> Dataset records
┄┄┄┄┄┄
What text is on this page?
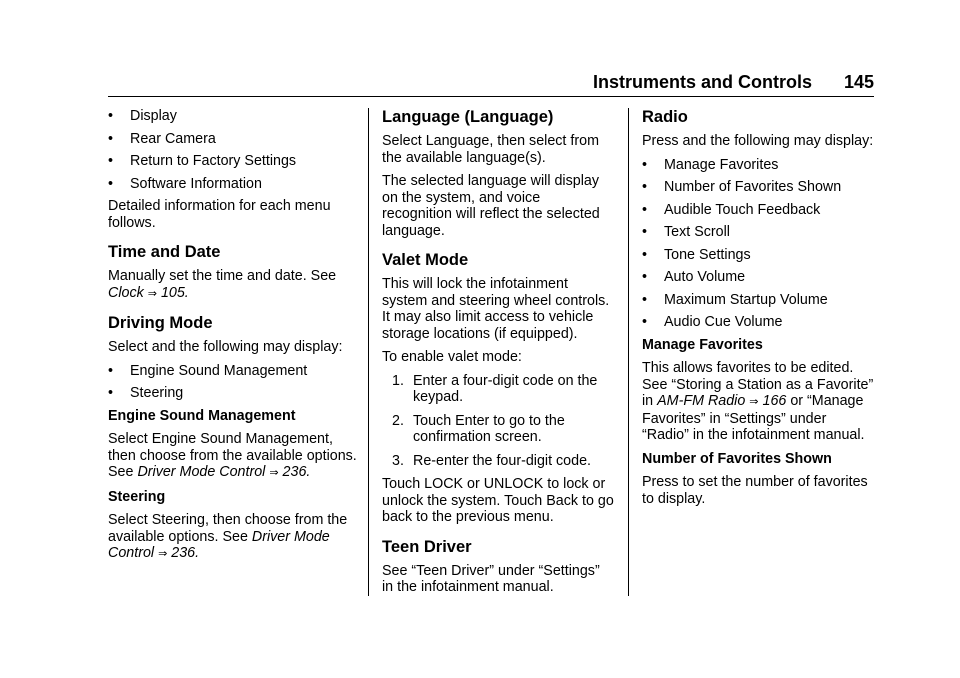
Instruments and Controls 145
•	Display
•	Rear Camera
•	Return to Factory Settings
•	Software Information

Detailed information for each menu follows.

Time and Date

Manually set the time and date. See Clock ⇒ 105.

Driving Mode

Select and the following may display:

•	Engine Sound Management
•	Steering

Engine Sound Management

Select Engine Sound Management, then choose from the available options. See Driver Mode Control ⇒ 236.

Steering

Select Steering, then choose from the available options. See Driver Mode Control ⇒ 236.

Language (Language)

Select Language, then select from the available language(s).

The selected language will display on the system, and voice recognition will reflect the selected language.

Valet Mode

This will lock the infotainment system and steering wheel controls. It may also limit access to vehicle storage locations (if equipped).

To enable valet mode:

1. Enter a four-digit code on the keypad.
2. Touch Enter to go to the confirmation screen.
3. Re-enter the four-digit code.

Touch LOCK or UNLOCK to lock or unlock the system. Touch Back to go back to the previous menu.

Teen Driver

See “Teen Driver” under “Settings” in the infotainment manual.

Radio

Press and the following may display:

•	Manage Favorites
•	Number of Favorites Shown
•	Audible Touch Feedback
•	Text Scroll
•	Tone Settings
•	Auto Volume
•	Maximum Startup Volume
•	Audio Cue Volume

Manage Favorites

This allows favorites to be edited. See “Storing a Station as a Favorite” in AM-FM Radio ⇒ 166 or “Manage Favorites” in “Settings” under “Radio” in the infotainment manual.

Number of Favorites Shown

Press to set the number of favorites to display.
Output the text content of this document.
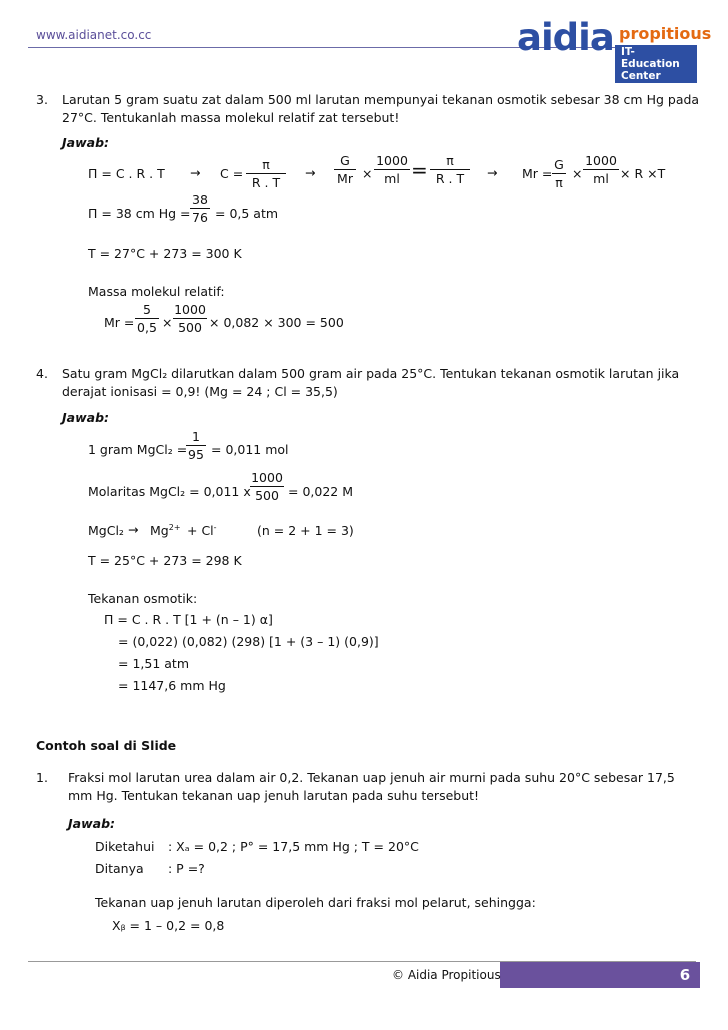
www.aidianet.co.cc	aidia propitious
IT- Education Center
3. Larutan 5 gram suatu zat dalam 500 ml larutan mempunyai tekanan osmotik sebesar 38 cm Hg pada
27°C. Tentukanlah massa molekul relatif zat tersebut!
Jawab:
Π = C . R . T → C =
π
R . T
→
G
Mr ×
1000
ml =	π
R . T	→ Mr =
G
π
×
1000
ml × R ×T
Π = 38 cm Hg =
38
76 = 0,5 atm
T = 27°C + 273 = 300 K
Massa molekul relatif:
Mr =
5
0,5 ×
1000
500 × 0,082 × 300 = 500
4. Satu gram MgCl₂ dilarutkan dalam 500 gram air pada 25°C. Tentukan tekanan osmotik larutan jika
derajat ionisasi = 0,9! (Mg = 24 ; Cl = 35,5)
Jawab:
1 gram MgCl₂ =
1
95 = 0,011 mol
Molaritas MgCl₂ = 0,011 x
1000
500 = 0,022 M
MgCl₂ → $Mg^{2+} + Cl^-$	(n = 2 + 1 = 3)
T = 25°C + 273 = 298 K
Tekanan osmotik:
Π = C . R . T [1 + (n – 1) α]
= (0,022) (0,082) (298) [1 + (3 – 1) (0,9)]
= 1,51 atm
= 1147,6 mm Hg
Contoh soal di Slide
1. Fraksi mol larutan urea dalam air 0,2. Tekanan uap jenuh air murni pada suhu 20°C sebesar 17,5
mm Hg. Tentukan tekanan uap jenuh larutan pada suhu tersebut!
Jawab:
Diketahui : Xₐ = 0,2 ; P° = 17,5 mm Hg ; T = 20°C
Ditanya : P =?
Tekanan uap jenuh larutan diperoleh dari fraksi mol pelarut, sehingga:
Xᵦ = 1 – 0,2 = 0,8
© Aidia Propitious	6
┄┄┄┄┄┄
> Exercise aim
List the lines of the records where "Teen" occurs.

> Expected answer
Teen Driver
See “Teen Driver” under “Settings” in the infotainment manual.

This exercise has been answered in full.